- _Given task_: Write out all of the data exactly as it appears.
[START]
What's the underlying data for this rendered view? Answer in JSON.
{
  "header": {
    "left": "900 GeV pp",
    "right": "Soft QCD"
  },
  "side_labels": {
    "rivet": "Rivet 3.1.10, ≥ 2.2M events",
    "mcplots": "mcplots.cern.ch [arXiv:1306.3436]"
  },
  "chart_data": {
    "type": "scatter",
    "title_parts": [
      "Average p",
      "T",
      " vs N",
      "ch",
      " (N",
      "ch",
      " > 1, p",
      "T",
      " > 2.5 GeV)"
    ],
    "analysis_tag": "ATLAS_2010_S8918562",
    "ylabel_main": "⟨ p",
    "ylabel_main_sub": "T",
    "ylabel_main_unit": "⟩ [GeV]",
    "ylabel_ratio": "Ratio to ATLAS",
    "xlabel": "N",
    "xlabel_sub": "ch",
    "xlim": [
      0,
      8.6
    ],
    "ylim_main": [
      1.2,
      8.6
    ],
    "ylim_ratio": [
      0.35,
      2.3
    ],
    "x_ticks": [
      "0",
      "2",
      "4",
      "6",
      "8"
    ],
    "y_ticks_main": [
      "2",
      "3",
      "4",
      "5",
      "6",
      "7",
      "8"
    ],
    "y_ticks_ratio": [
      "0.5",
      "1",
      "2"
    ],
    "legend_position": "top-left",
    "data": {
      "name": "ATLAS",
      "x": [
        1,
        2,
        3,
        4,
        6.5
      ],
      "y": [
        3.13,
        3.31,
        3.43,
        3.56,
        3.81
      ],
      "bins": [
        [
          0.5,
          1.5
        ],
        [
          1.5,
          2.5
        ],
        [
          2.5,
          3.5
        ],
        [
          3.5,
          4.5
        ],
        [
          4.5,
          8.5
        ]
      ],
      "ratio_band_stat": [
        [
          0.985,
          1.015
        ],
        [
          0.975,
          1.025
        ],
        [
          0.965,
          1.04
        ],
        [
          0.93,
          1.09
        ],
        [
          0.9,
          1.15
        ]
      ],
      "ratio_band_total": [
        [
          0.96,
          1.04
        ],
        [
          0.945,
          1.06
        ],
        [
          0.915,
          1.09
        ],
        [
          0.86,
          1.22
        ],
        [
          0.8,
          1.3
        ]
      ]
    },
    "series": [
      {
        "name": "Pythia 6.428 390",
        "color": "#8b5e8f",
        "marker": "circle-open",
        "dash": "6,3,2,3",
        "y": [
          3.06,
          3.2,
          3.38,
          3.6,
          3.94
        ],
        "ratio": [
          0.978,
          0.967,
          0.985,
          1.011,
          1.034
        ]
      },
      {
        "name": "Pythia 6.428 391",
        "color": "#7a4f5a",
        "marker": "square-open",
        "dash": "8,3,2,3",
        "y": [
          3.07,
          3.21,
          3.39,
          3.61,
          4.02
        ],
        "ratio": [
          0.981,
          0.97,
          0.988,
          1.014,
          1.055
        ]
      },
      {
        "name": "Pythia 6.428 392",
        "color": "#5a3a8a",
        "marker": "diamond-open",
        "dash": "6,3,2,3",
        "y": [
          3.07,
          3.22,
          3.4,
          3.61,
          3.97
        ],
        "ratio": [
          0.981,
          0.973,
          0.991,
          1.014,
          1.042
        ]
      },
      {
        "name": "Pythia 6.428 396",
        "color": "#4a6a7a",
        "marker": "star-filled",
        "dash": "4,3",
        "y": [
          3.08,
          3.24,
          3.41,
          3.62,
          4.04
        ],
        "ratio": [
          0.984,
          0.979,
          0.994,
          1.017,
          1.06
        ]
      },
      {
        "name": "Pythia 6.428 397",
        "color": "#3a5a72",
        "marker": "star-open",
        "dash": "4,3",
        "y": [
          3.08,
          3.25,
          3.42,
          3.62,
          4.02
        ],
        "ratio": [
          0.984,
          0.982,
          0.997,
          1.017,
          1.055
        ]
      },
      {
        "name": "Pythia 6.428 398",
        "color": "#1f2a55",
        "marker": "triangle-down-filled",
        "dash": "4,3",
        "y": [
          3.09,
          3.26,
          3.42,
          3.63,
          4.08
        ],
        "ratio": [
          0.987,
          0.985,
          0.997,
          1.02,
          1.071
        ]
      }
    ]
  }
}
[END]
- _Task solution_:
What's the underlying data for this rendered view? Answer in JSON.
{
  "header": {
    "left": "900 GeV pp",
    "right": "Soft QCD"
  },
  "side_labels": {
    "rivet": "Rivet 3.1.10, ≥ 2.2M events",
    "mcplots": "mcplots.cern.ch [arXiv:1306.3436]"
  },
  "chart_data": {
    "type": "scatter",
    "title_parts": [
      "Average p",
      "T",
      " vs N",
      "ch",
      " (N",
      "ch",
      " > 1, p",
      "T",
      " > 2.5 GeV)"
    ],
    "analysis_tag": "ATLAS_2010_S8918562",
    "ylabel_main": "⟨ p",
    "ylabel_main_sub": "T",
    "ylabel_main_unit": "⟩ [GeV]",
    "ylabel_ratio": "Ratio to ATLAS",
    "xlabel": "N",
    "xlabel_sub": "ch",
    "xlim": [
      0,
      8.6
    ],
    "ylim_main": [
      1.2,
      8.6
    ],
    "ylim_ratio": [
      0.35,
      2.3
    ],
    "x_ticks": [
      "0",
      "2",
      "4",
      "6",
      "8"
    ],
    "y_ticks_main": [
      "2",
      "3",
      "4",
      "5",
      "6",
      "7",
      "8"
    ],
    "y_ticks_ratio": [
      "0.5",
      "1",
      "2"
    ],
    "legend_position": "top-left",
    "data": {
      "name": "ATLAS",
      "x": [
        1,
        2,
        3,
        4,
        6.5
      ],
      "y": [
        3.13,
        3.31,
        3.43,
        3.56,
        3.81
      ],
      "bins": [
        [
          0.5,
          1.5
        ],
        [
          1.5,
          2.5
        ],
        [
          2.5,
          3.5
        ],
        [
          3.5,
          4.5
        ],
        [
          4.5,
          8.5
        ]
      ],
      "ratio_band_stat": [
        [
          0.985,
          1.015
        ],
        [
          0.975,
          1.025
        ],
        [
          0.965,
          1.04
        ],
        [
          0.93,
          1.09
        ],
        [
          0.9,
          1.15
        ]
      ],
      "ratio_band_total": [
        [
          0.96,
          1.04
        ],
        [
          0.945,
          1.06
        ],
        [
          0.915,
          1.09
        ],
        [
          0.86,
          1.22
        ],
        [
          0.8,
          1.3
        ]
      ]
    },
    "series": [
      {
        "name": "Pythia 6.428 390",
        "color": "#8b5e8f",
        "marker": "circle-open",
        "dash": "6,3,2,3",
        "y": [
          3.06,
          3.2,
          3.38,
          3.6,
          3.94
        ],
        "ratio": [
          0.978,
          0.967,
          0.985,
          1.011,
          1.034
        ]
      },
      {
        "name": "Pythia 6.428 391",
        "color": "#7a4f5a",
        "marker": "square-open",
        "dash": "8,3,2,3",
        "y": [
          3.07,
          3.21,
          3.39,
          3.61,
          4.02
        ],
        "ratio": [
          0.981,
          0.97,
          0.988,
          1.014,
          1.055
        ]
      },
      {
        "name": "Pythia 6.428 392",
        "color": "#5a3a8a",
        "marker": "diamond-open",
        "dash": "6,3,2,3",
        "y": [
          3.07,
          3.22,
          3.4,
          3.61,
          3.97
        ],
        "ratio": [
          0.981,
          0.973,
          0.991,
          1.014,
          1.042
        ]
      },
      {
        "name": "Pythia 6.428 396",
        "color": "#4a6a7a",
        "marker": "star-filled",
        "dash": "4,3",
        "y": [
          3.08,
          3.24,
          3.41,
          3.62,
          4.04
        ],
        "ratio": [
          0.984,
          0.979,
          0.994,
          1.017,
          1.06
        ]
      },
      {
        "name": "Pythia 6.428 397",
        "color": "#3a5a72",
        "marker": "star-open",
        "dash": "4,3",
        "y": [
          3.08,
          3.25,
          3.42,
          3.62,
          4.02
        ],
        "ratio": [
          0.984,
          0.982,
          0.997,
          1.017,
          1.055
        ]
      },
      {
        "name": "Pythia 6.428 398",
        "color": "#1f2a55",
        "marker": "triangle-down-filled",
        "dash": "4,3",
        "y": [
          3.09,
          3.26,
          3.42,
          3.63,
          4.08
        ],
        "ratio": [
          0.987,
          0.985,
          0.997,
          1.02,
          1.071
        ]
      }
    ]
  }
}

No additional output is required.